(Stored items)
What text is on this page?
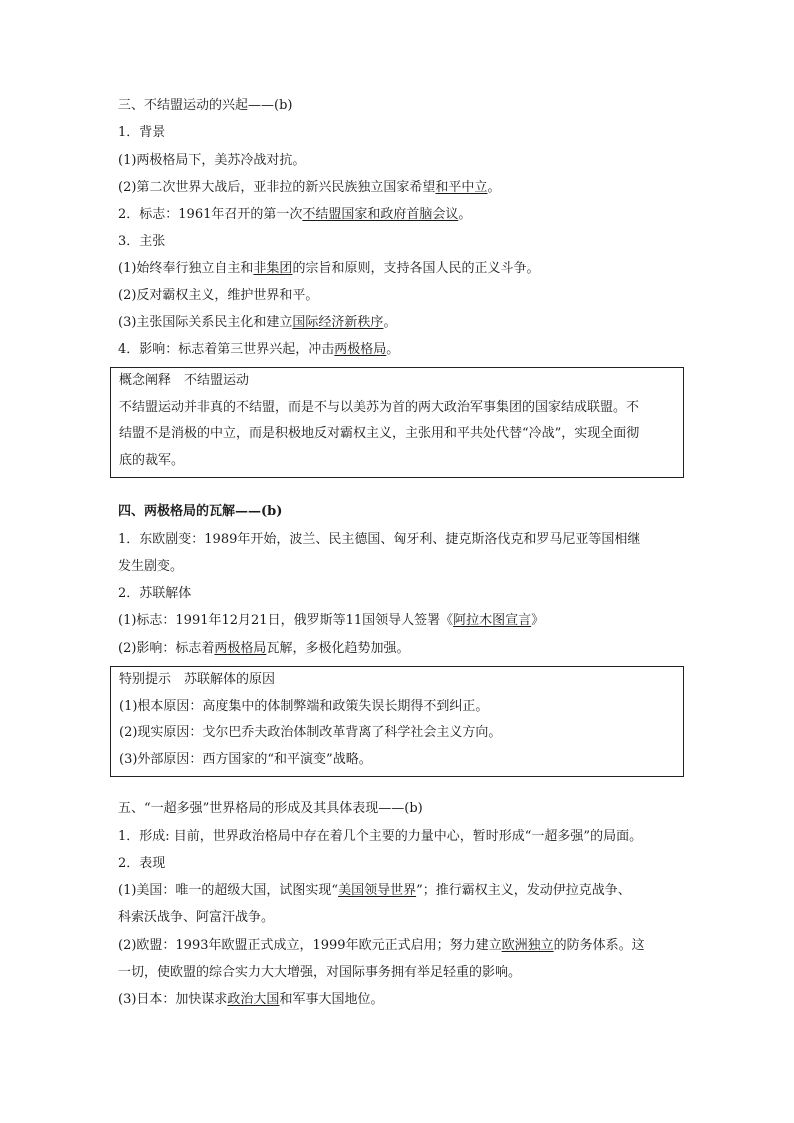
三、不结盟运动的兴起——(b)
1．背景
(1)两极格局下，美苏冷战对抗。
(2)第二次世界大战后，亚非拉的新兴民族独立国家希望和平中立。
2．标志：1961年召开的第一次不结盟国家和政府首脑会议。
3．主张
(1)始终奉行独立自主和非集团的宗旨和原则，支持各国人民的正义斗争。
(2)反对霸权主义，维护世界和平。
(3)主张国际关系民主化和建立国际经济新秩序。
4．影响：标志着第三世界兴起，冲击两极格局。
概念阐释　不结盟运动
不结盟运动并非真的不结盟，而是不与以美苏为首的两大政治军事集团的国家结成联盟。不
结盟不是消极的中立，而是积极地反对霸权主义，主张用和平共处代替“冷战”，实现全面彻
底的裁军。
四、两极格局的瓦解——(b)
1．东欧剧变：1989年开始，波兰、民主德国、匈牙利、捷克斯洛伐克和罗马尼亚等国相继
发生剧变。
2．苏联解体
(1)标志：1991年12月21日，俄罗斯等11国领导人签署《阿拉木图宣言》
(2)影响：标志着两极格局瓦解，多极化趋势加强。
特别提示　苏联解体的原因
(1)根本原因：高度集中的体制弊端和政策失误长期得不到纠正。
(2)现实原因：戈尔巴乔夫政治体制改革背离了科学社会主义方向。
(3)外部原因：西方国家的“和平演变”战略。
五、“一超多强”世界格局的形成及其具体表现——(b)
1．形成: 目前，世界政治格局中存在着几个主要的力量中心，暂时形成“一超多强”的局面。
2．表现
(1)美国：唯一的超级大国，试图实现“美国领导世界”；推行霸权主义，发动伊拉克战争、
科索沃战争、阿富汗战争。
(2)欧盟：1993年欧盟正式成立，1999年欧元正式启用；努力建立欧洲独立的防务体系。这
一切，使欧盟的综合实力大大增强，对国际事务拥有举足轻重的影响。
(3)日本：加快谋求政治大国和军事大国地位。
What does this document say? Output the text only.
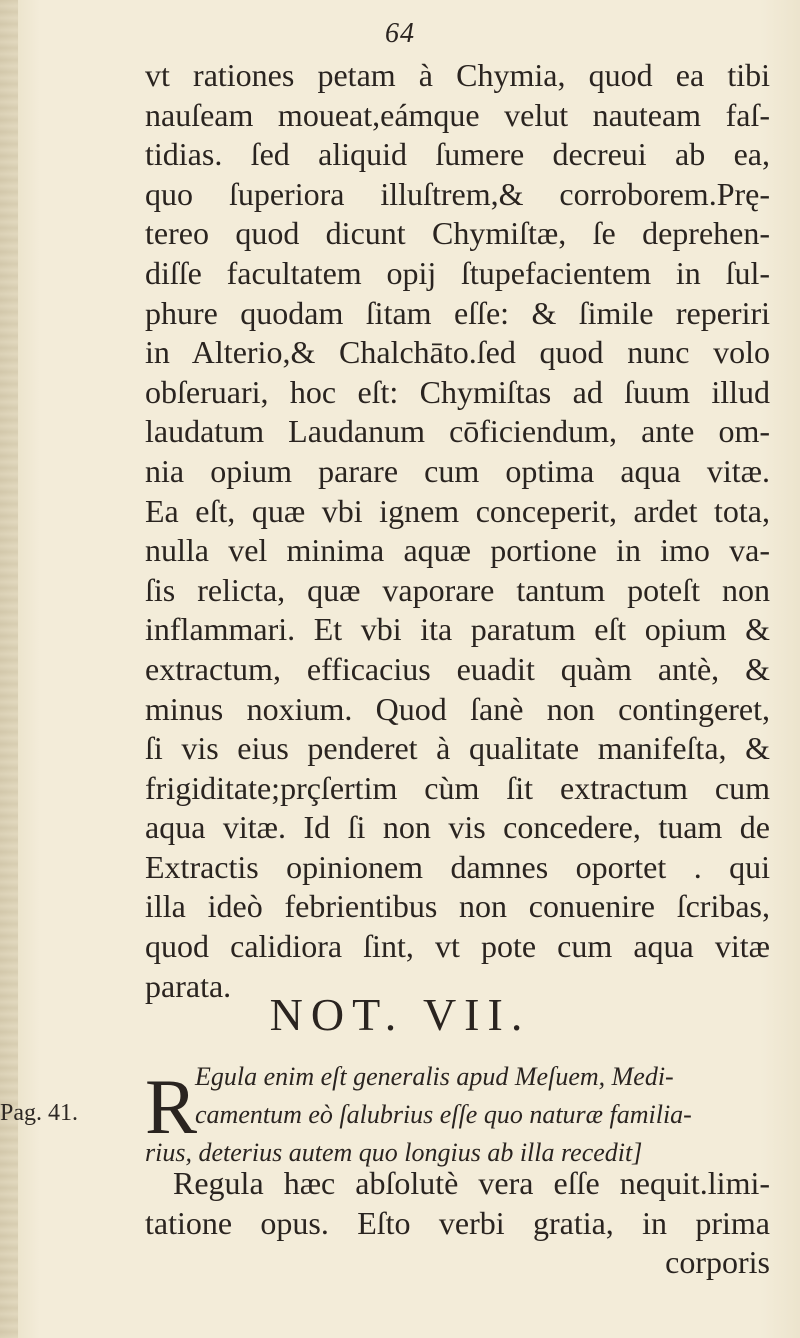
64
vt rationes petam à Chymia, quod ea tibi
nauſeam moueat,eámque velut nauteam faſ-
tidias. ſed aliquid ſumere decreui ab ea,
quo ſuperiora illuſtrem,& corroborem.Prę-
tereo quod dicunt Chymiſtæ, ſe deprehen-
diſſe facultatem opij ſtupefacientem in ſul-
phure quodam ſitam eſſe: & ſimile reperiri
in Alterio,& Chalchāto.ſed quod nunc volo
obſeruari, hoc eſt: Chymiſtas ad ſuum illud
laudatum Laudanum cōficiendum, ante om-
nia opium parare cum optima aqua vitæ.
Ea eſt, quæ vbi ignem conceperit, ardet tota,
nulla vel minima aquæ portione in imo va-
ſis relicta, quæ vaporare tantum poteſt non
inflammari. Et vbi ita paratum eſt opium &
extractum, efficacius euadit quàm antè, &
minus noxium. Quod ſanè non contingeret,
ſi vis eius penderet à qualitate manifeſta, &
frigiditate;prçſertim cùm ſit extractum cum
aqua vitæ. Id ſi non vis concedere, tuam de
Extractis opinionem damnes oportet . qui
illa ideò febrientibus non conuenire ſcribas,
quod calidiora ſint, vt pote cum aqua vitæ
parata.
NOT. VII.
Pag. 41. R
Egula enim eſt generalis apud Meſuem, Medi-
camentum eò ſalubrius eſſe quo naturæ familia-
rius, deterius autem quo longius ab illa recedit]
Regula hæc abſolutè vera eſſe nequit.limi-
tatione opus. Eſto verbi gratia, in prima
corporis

Exercise directions
Restate the data above word for word. Skip every picture.

Correct output
What text is on this page?
三、不结盟运动的兴起——(b)
1．背景
(1)两极格局下，美苏冷战对抗。
(2)第二次世界大战后，亚非拉的新兴民族独立国家希望和平中立。
2．标志：1961年召开的第一次不结盟国家和政府首脑会议。
3．主张
(1)始终奉行独立自主和非集团的宗旨和原则，支持各国人民的正义斗争。
(2)反对霸权主义，维护世界和平。
(3)主张国际关系民主化和建立国际经济新秩序。
4．影响：标志着第三世界兴起，冲击两极格局。
概念阐释　不结盟运动
不结盟运动并非真的不结盟，而是不与以美苏为首的两大政治军事集团的国家结成联盟。不
结盟不是消极的中立，而是积极地反对霸权主义，主张用和平共处代替“冷战”，实现全面彻
底的裁军。
四、两极格局的瓦解——(b)
1．东欧剧变：1989年开始，波兰、民主德国、匈牙利、捷克斯洛伐克和罗马尼亚等国相继
发生剧变。
2．苏联解体
(1)标志：1991年12月21日，俄罗斯等11国领导人签署《阿拉木图宣言》
(2)影响：标志着两极格局瓦解，多极化趋势加强。
特别提示　苏联解体的原因
(1)根本原因：高度集中的体制弊端和政策失误长期得不到纠正。
(2)现实原因：戈尔巴乔夫政治体制改革背离了科学社会主义方向。
(3)外部原因：西方国家的“和平演变”战略。
五、“一超多强”世界格局的形成及其具体表现——(b)
1．形成: 目前，世界政治格局中存在着几个主要的力量中心，暂时形成“一超多强”的局面。
2．表现
(1)美国：唯一的超级大国，试图实现“美国领导世界”；推行霸权主义，发动伊拉克战争、
科索沃战争、阿富汗战争。
(2)欧盟：1993年欧盟正式成立，1999年欧元正式启用；努力建立欧洲独立的防务体系。这
一切，使欧盟的综合实力大大增强，对国际事务拥有举足轻重的影响。
(3)日本：加快谋求政治大国和军事大国地位。
What does this document say? Output the text only.
64
vt rationes petam à Chymia, quod ea tibi
nauſeam moueat,eámque velut nauteam faſ-
tidias. ſed aliquid ſumere decreui ab ea,
quo ſuperiora illuſtrem,& corroborem.Prę-
tereo quod dicunt Chymiſtæ, ſe deprehen-
diſſe facultatem opij ſtupefacientem in ſul-
phure quodam ſitam eſſe: & ſimile reperiri
in Alterio,& Chalchāto.ſed quod nunc volo
obſeruari, hoc eſt: Chymiſtas ad ſuum illud
laudatum Laudanum cōficiendum, ante om-
nia opium parare cum optima aqua vitæ.
Ea eſt, quæ vbi ignem conceperit, ardet tota,
nulla vel minima aquæ portione in imo va-
ſis relicta, quæ vaporare tantum poteſt non
inflammari. Et vbi ita paratum eſt opium &
extractum, efficacius euadit quàm antè, &
minus noxium. Quod ſanè non contingeret,
ſi vis eius penderet à qualitate manifeſta, &
frigiditate;prçſertim cùm ſit extractum cum
aqua vitæ. Id ſi non vis concedere, tuam de
Extractis opinionem damnes oportet . qui
illa ideò febrientibus non conuenire ſcribas,
quod calidiora ſint, vt pote cum aqua vitæ
parata.
NOT. VII.
Pag. 41. R
Egula enim eſt generalis apud Meſuem, Medi-
camentum eò ſalubrius eſſe quo naturæ familia-
rius, deterius autem quo longius ab illa recedit]
Regula hæc abſolutè vera eſſe nequit.limi-
tatione opus. Eſto verbi gratia, in prima
corporis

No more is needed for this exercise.